Return the lines below that carry the word "sender".

========================================================================

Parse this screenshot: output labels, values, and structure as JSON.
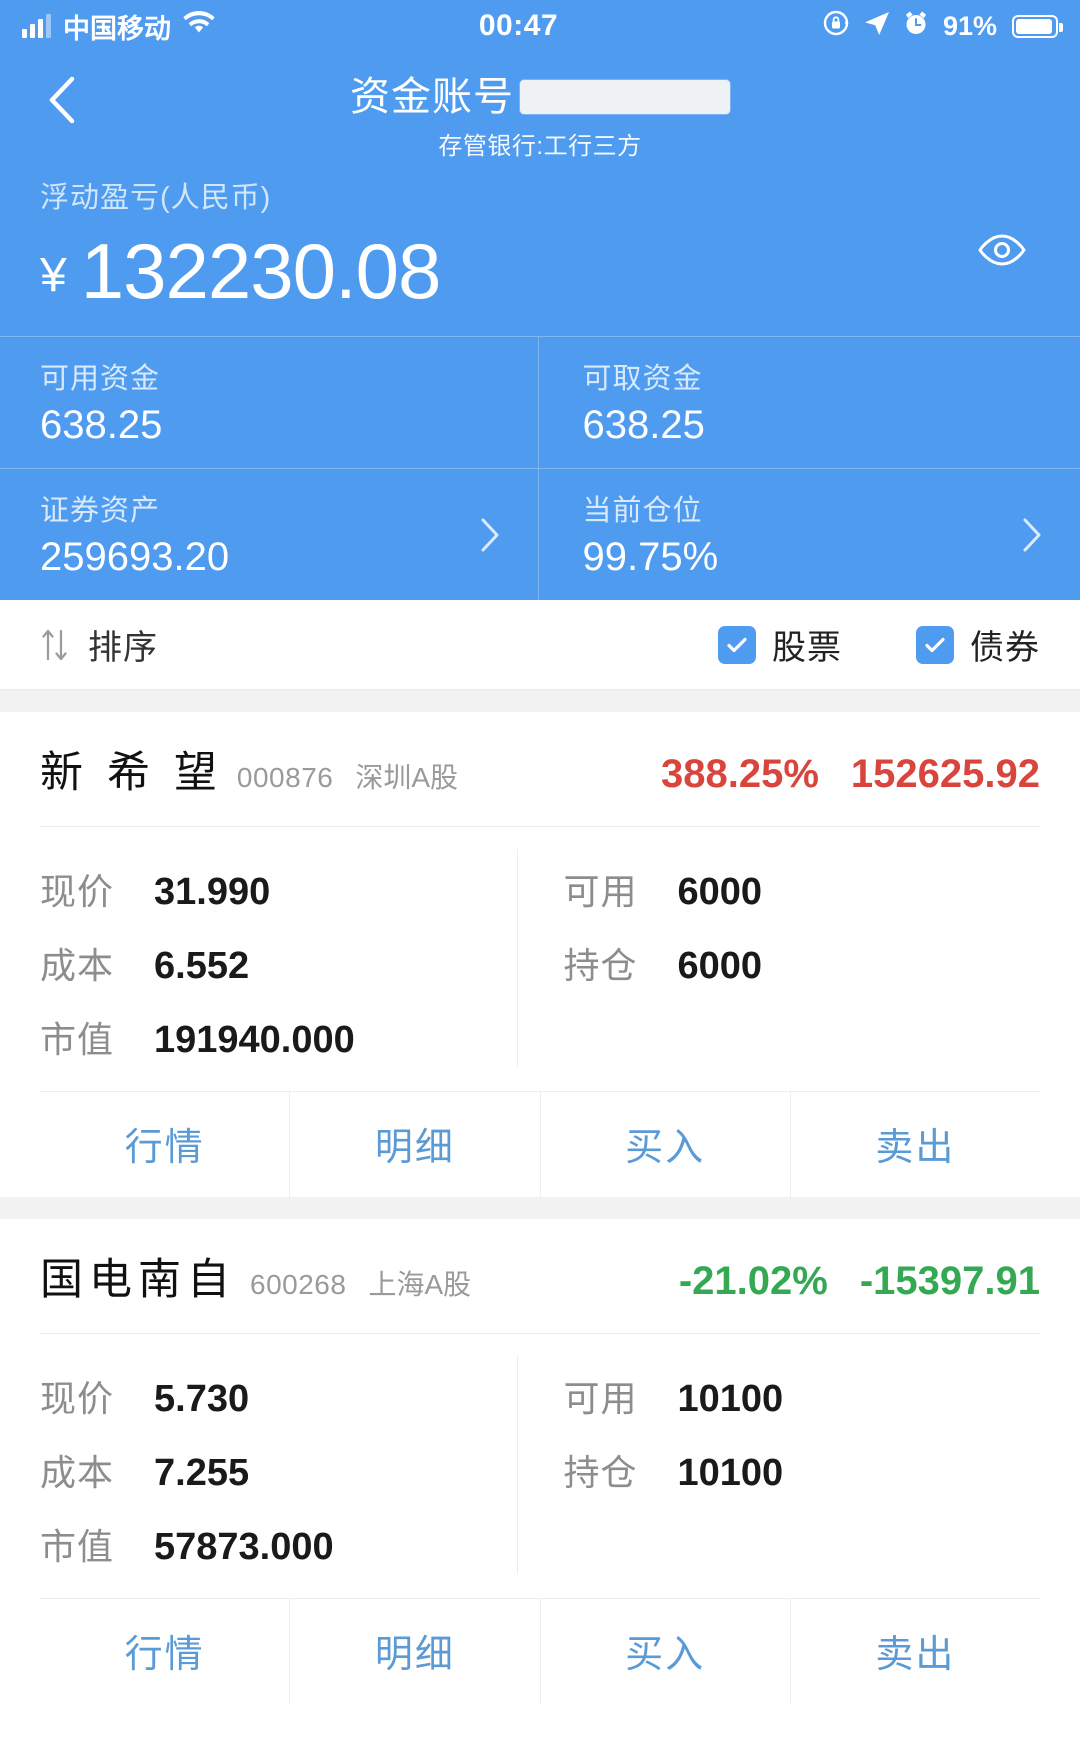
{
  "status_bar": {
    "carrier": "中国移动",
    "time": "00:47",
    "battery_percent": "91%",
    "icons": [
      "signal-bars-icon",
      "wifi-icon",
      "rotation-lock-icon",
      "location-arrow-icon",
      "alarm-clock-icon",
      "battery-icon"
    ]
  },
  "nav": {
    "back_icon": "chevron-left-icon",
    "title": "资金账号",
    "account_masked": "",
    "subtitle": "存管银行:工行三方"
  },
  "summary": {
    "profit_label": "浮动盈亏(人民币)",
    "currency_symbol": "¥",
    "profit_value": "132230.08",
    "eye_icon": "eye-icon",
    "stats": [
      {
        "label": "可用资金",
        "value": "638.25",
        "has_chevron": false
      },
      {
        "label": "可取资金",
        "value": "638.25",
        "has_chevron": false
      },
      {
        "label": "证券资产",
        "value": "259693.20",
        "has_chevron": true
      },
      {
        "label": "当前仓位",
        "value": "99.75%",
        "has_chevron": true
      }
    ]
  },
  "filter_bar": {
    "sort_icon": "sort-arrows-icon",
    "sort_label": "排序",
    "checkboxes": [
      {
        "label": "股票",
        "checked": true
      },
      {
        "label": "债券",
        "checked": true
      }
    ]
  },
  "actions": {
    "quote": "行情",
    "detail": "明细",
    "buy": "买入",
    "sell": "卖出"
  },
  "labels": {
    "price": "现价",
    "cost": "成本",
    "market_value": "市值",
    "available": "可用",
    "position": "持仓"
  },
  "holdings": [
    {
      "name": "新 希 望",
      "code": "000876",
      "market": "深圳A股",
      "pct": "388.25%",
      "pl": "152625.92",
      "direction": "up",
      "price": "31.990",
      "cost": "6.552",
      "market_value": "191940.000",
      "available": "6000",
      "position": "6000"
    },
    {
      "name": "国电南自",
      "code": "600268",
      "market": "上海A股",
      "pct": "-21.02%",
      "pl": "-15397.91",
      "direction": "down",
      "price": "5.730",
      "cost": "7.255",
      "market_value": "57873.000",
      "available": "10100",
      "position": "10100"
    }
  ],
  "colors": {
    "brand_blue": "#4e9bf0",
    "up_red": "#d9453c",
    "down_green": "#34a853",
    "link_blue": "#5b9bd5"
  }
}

========================================================================

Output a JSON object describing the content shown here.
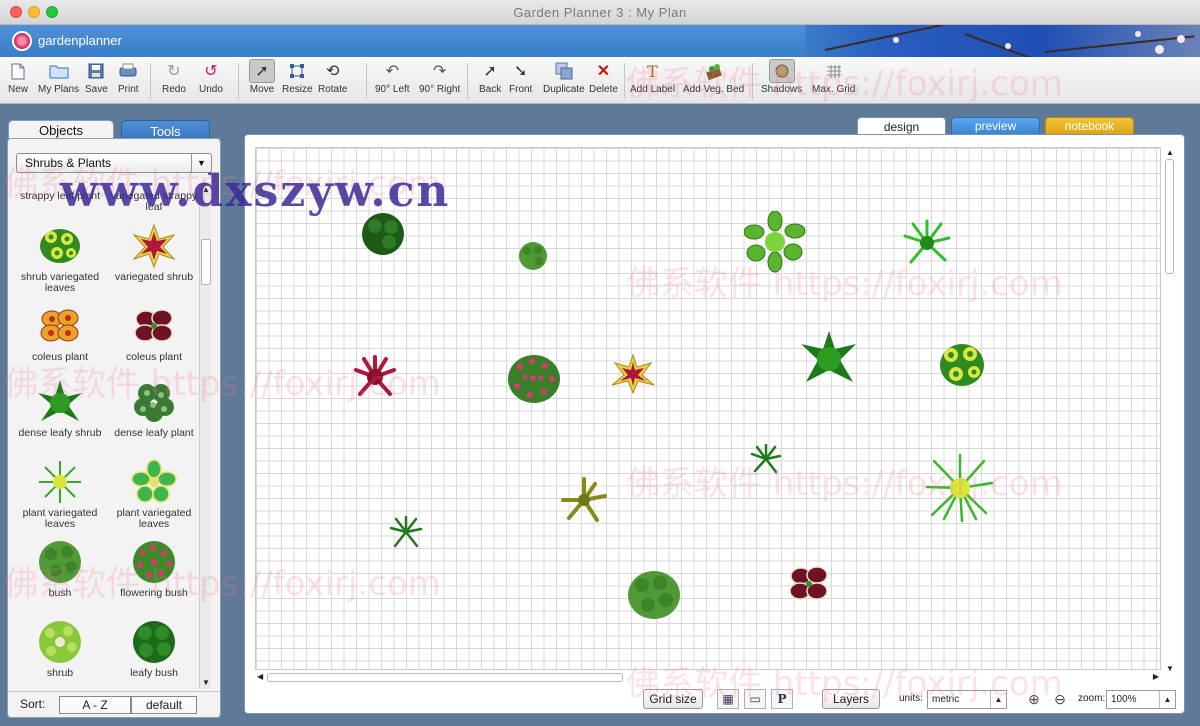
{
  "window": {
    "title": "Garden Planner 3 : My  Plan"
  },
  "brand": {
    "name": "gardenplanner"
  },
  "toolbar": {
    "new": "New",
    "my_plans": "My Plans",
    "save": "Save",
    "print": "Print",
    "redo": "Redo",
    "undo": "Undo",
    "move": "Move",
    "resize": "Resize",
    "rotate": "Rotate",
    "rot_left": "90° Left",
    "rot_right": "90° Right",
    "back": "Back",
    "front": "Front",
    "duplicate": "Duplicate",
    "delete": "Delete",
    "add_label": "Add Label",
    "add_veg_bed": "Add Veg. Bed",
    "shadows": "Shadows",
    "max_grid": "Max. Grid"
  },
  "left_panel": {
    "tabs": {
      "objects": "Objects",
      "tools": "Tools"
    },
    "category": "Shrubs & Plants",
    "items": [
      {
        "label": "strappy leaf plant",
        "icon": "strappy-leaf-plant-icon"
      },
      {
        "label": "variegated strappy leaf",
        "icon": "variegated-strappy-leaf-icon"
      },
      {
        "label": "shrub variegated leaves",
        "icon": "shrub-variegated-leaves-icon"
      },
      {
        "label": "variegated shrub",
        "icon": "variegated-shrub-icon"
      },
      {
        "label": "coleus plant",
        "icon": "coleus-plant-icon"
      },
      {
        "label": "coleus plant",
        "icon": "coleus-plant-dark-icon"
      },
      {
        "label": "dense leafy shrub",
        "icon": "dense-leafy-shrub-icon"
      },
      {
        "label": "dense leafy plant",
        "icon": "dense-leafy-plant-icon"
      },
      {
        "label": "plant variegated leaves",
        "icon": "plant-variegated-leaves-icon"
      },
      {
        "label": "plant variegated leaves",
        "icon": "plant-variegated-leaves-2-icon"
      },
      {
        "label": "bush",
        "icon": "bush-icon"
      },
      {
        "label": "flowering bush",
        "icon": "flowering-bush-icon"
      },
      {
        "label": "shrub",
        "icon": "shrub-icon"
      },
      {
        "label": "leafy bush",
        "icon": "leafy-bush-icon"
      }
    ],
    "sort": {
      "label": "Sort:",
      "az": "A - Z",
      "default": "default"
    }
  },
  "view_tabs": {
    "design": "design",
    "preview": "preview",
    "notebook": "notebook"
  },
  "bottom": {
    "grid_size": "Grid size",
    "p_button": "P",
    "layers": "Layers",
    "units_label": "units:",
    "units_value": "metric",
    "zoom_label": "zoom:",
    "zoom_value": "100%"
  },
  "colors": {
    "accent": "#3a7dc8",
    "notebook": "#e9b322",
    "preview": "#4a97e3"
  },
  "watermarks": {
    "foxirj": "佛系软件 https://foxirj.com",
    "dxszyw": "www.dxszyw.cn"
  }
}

========================================================================

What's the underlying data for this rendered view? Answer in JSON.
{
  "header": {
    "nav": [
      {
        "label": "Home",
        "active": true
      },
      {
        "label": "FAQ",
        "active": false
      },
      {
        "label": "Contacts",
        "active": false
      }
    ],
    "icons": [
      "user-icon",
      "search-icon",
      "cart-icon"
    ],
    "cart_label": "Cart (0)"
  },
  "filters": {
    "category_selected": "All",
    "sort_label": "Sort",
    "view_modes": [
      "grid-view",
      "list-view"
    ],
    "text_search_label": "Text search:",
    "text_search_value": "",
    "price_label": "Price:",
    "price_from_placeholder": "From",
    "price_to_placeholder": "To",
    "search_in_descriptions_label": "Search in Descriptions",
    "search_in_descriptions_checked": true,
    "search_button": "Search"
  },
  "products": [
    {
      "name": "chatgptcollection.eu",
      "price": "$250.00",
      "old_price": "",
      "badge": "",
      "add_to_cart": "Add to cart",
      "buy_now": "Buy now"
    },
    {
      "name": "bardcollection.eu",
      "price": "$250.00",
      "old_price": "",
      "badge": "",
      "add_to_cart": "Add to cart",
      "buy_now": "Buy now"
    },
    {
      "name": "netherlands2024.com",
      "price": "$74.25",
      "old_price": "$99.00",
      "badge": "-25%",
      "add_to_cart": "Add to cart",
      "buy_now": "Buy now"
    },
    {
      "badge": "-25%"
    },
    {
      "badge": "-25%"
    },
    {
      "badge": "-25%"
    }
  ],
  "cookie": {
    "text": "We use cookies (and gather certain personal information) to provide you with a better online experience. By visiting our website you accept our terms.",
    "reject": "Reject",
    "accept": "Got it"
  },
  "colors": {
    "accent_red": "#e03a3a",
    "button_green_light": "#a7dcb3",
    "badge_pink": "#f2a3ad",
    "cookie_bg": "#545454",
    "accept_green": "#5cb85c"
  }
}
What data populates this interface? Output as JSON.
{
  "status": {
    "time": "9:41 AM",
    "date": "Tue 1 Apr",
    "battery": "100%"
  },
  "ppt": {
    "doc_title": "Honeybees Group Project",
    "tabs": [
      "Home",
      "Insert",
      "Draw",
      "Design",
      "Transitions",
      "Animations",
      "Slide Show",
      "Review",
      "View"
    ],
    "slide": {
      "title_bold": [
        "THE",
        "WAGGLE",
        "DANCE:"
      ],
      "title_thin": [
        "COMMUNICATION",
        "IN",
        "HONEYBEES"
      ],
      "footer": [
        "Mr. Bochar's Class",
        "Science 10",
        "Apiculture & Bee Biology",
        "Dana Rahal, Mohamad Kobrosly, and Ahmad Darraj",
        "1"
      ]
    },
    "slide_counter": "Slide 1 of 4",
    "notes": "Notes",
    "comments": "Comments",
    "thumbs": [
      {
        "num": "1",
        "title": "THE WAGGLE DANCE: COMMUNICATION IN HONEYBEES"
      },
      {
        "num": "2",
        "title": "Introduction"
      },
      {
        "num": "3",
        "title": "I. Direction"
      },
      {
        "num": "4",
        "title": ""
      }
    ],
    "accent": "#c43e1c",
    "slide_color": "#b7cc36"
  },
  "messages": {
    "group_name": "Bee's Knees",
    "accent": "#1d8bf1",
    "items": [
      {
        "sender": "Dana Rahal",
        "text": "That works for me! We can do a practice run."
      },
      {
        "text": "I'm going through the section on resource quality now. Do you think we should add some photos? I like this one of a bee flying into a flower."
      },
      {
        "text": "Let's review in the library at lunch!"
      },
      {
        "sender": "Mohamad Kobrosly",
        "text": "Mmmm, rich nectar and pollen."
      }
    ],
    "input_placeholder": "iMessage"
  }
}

========================================================================

### Solution to this problem
        "sender": "Dana Rahal",
        "sender": "Mohamad Kobrosly",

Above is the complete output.